Required task: In the records below, locate each line containing the string "legend" and copy those lines.

+-------+

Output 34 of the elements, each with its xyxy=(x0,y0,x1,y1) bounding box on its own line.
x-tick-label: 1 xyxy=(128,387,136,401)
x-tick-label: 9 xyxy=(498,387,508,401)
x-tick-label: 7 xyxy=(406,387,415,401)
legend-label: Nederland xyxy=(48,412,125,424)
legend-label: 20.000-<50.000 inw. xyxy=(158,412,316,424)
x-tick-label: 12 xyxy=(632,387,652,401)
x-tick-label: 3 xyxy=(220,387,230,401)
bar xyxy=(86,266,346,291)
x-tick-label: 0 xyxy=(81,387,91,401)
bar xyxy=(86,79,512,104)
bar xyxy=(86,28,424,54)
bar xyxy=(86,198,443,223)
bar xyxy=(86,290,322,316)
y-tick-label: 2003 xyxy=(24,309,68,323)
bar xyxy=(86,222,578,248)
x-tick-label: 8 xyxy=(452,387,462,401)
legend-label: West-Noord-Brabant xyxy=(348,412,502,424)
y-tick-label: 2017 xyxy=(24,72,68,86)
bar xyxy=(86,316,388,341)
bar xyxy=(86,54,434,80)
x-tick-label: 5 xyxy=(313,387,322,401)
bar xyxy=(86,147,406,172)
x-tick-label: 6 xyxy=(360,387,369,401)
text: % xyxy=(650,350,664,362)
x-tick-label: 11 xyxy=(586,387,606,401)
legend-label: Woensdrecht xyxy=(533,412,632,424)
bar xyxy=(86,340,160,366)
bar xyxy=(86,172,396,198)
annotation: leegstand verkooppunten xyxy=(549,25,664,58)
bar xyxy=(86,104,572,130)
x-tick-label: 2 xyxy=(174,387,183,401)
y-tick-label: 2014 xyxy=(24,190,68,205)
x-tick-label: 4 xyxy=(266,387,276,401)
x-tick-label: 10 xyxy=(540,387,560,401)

+-------+

Written response:
legend-label: Nederland xyxy=(48,412,125,424)
legend-label: 20.000-<50.000 inw. xyxy=(158,412,316,424)
legend-label: West-Noord-Brabant xyxy=(348,412,502,424)
legend-label: Woensdrecht xyxy=(533,412,632,424)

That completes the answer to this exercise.